+++ Extracted records +++

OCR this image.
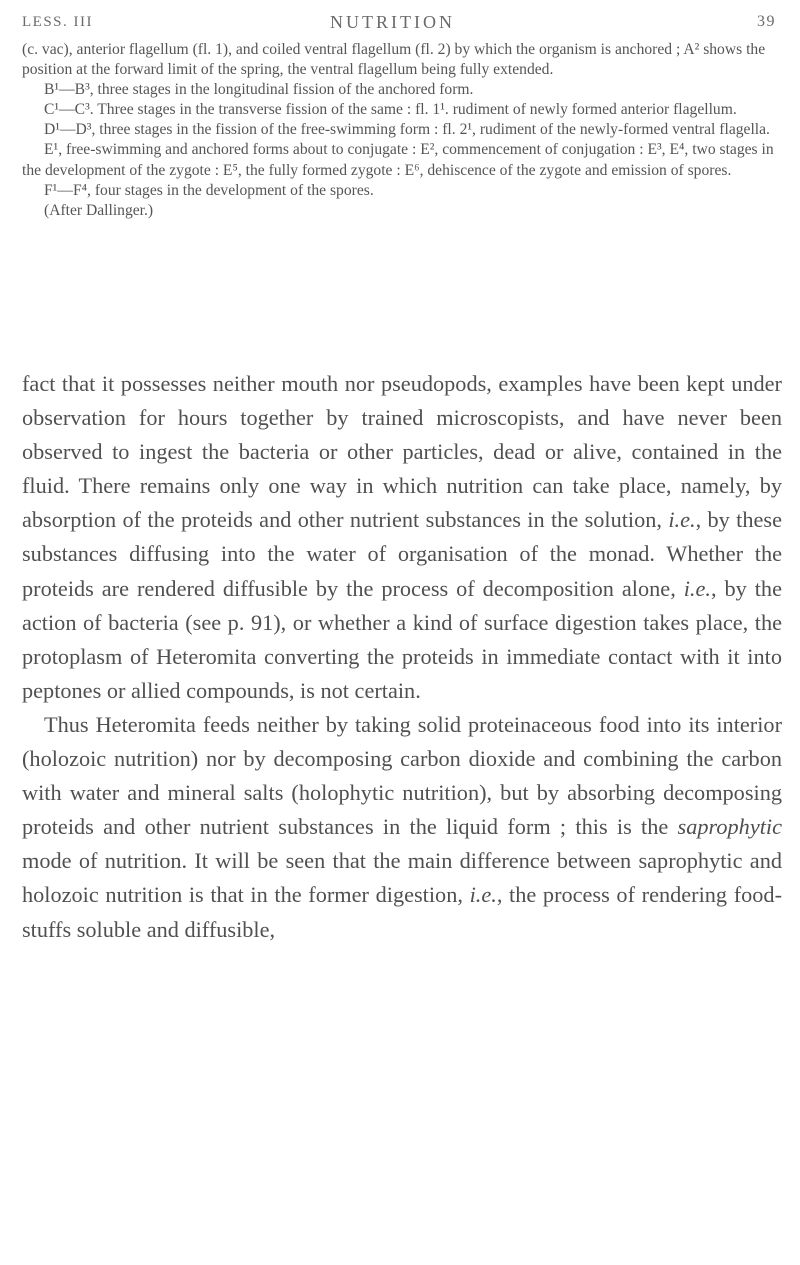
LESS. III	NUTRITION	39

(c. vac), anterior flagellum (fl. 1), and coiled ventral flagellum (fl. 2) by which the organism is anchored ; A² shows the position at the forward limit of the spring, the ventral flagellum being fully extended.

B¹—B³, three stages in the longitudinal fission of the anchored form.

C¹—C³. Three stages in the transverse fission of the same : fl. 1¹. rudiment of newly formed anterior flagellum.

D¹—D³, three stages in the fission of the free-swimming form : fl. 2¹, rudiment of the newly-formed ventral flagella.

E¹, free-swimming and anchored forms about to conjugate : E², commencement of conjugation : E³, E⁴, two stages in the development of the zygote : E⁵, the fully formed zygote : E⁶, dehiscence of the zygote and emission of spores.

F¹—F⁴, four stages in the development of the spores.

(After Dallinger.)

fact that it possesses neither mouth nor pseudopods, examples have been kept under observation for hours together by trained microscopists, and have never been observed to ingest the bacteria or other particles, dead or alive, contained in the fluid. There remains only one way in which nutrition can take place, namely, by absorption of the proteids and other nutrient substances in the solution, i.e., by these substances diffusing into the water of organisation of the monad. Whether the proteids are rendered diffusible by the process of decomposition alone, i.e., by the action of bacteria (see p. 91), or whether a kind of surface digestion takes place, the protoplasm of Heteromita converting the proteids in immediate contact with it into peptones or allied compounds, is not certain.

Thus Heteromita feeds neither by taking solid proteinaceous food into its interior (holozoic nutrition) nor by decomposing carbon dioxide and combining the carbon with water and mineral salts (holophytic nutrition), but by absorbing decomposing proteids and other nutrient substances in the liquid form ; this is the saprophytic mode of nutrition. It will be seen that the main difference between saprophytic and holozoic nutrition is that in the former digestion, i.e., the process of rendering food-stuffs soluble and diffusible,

+++

What you are asked to do: What is needed is a word-for-word restatement of the entries, minus any pictures.

Reply:
OCR this image.
LESS. III	NUTRITION	39

(c. vac), anterior flagellum (fl. 1), and coiled ventral flagellum (fl. 2) by which the organism is anchored ; A² shows the position at the forward limit of the spring, the ventral flagellum being fully extended.

B¹—B³, three stages in the longitudinal fission of the anchored form.

C¹—C³. Three stages in the transverse fission of the same : fl. 1¹. rudiment of newly formed anterior flagellum.

D¹—D³, three stages in the fission of the free-swimming form : fl. 2¹, rudiment of the newly-formed ventral flagella.

E¹, free-swimming and anchored forms about to conjugate : E², commencement of conjugation : E³, E⁴, two stages in the development of the zygote : E⁵, the fully formed zygote : E⁶, dehiscence of the zygote and emission of spores.

F¹—F⁴, four stages in the development of the spores.

(After Dallinger.)

fact that it possesses neither mouth nor pseudopods, examples have been kept under observation for hours together by trained microscopists, and have never been observed to ingest the bacteria or other particles, dead or alive, contained in the fluid. There remains only one way in which nutrition can take place, namely, by absorption of the proteids and other nutrient substances in the solution, i.e., by these substances diffusing into the water of organisation of the monad. Whether the proteids are rendered diffusible by the process of decomposition alone, i.e., by the action of bacteria (see p. 91), or whether a kind of surface digestion takes place, the protoplasm of Heteromita converting the proteids in immediate contact with it into peptones or allied compounds, is not certain.

Thus Heteromita feeds neither by taking solid proteinaceous food into its interior (holozoic nutrition) nor by decomposing carbon dioxide and combining the carbon with water and mineral salts (holophytic nutrition), but by absorbing decomposing proteids and other nutrient substances in the liquid form ; this is the saprophytic mode of nutrition. It will be seen that the main difference between saprophytic and holozoic nutrition is that in the former digestion, i.e., the process of rendering food-stuffs soluble and diffusible,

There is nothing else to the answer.